━━ Records shown ━━

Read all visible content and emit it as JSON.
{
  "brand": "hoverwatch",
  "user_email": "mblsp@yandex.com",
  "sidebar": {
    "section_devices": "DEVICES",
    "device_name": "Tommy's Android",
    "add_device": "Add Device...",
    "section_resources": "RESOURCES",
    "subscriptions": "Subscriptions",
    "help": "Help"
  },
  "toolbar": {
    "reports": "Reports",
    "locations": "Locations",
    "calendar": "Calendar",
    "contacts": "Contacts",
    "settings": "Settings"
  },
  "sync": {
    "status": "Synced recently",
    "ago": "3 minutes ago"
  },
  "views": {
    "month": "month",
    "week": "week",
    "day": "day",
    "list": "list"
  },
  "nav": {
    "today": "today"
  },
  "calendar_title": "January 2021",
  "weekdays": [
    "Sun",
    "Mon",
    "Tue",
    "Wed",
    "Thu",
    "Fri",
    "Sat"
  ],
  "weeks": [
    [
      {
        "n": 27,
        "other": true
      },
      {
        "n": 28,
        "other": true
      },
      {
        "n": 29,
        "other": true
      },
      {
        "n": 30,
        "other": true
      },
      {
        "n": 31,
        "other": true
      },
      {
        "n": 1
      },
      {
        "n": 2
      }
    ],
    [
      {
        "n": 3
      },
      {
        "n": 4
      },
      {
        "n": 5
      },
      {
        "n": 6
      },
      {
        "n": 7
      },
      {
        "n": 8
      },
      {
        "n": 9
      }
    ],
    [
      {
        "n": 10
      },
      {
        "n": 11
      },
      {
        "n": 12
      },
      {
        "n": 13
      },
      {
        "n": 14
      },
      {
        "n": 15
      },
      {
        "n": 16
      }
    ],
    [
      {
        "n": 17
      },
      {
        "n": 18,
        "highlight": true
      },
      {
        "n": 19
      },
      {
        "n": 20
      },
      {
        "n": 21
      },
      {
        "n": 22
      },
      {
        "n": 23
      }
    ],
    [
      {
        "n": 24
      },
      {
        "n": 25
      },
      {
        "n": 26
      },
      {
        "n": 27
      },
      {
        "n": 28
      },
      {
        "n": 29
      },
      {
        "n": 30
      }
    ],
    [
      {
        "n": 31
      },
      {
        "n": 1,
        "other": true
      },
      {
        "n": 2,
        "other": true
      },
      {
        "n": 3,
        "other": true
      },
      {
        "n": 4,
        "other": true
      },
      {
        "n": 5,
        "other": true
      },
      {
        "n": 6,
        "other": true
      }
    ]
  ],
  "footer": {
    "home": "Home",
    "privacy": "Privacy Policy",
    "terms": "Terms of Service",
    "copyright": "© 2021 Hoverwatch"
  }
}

━━━

**Given instruction:** Write the listing out again, exactly as shown above.

**Expected answer:**
Read all visible content and emit it as JSON.
{
  "brand": "hoverwatch",
  "user_email": "mblsp@yandex.com",
  "sidebar": {
    "section_devices": "DEVICES",
    "device_name": "Tommy's Android",
    "add_device": "Add Device...",
    "section_resources": "RESOURCES",
    "subscriptions": "Subscriptions",
    "help": "Help"
  },
  "toolbar": {
    "reports": "Reports",
    "locations": "Locations",
    "calendar": "Calendar",
    "contacts": "Contacts",
    "settings": "Settings"
  },
  "sync": {
    "status": "Synced recently",
    "ago": "3 minutes ago"
  },
  "views": {
    "month": "month",
    "week": "week",
    "day": "day",
    "list": "list"
  },
  "nav": {
    "today": "today"
  },
  "calendar_title": "January 2021",
  "weekdays": [
    "Sun",
    "Mon",
    "Tue",
    "Wed",
    "Thu",
    "Fri",
    "Sat"
  ],
  "weeks": [
    [
      {
        "n": 27,
        "other": true
      },
      {
        "n": 28,
        "other": true
      },
      {
        "n": 29,
        "other": true
      },
      {
        "n": 30,
        "other": true
      },
      {
        "n": 31,
        "other": true
      },
      {
        "n": 1
      },
      {
        "n": 2
      }
    ],
    [
      {
        "n": 3
      },
      {
        "n": 4
      },
      {
        "n": 5
      },
      {
        "n": 6
      },
      {
        "n": 7
      },
      {
        "n": 8
      },
      {
        "n": 9
      }
    ],
    [
      {
        "n": 10
      },
      {
        "n": 11
      },
      {
        "n": 12
      },
      {
        "n": 13
      },
      {
        "n": 14
      },
      {
        "n": 15
      },
      {
        "n": 16
      }
    ],
    [
      {
        "n": 17
      },
      {
        "n": 18,
        "highlight": true
      },
      {
        "n": 19
      },
      {
        "n": 20
      },
      {
        "n": 21
      },
      {
        "n": 22
      },
      {
        "n": 23
      }
    ],
    [
      {
        "n": 24
      },
      {
        "n": 25
      },
      {
        "n": 26
      },
      {
        "n": 27
      },
      {
        "n": 28
      },
      {
        "n": 29
      },
      {
        "n": 30
      }
    ],
    [
      {
        "n": 31
      },
      {
        "n": 1,
        "other": true
      },
      {
        "n": 2,
        "other": true
      },
      {
        "n": 3,
        "other": true
      },
      {
        "n": 4,
        "other": true
      },
      {
        "n": 5,
        "other": true
      },
      {
        "n": 6,
        "other": true
      }
    ]
  ],
  "footer": {
    "home": "Home",
    "privacy": "Privacy Policy",
    "terms": "Terms of Service",
    "copyright": "© 2021 Hoverwatch"
  }
}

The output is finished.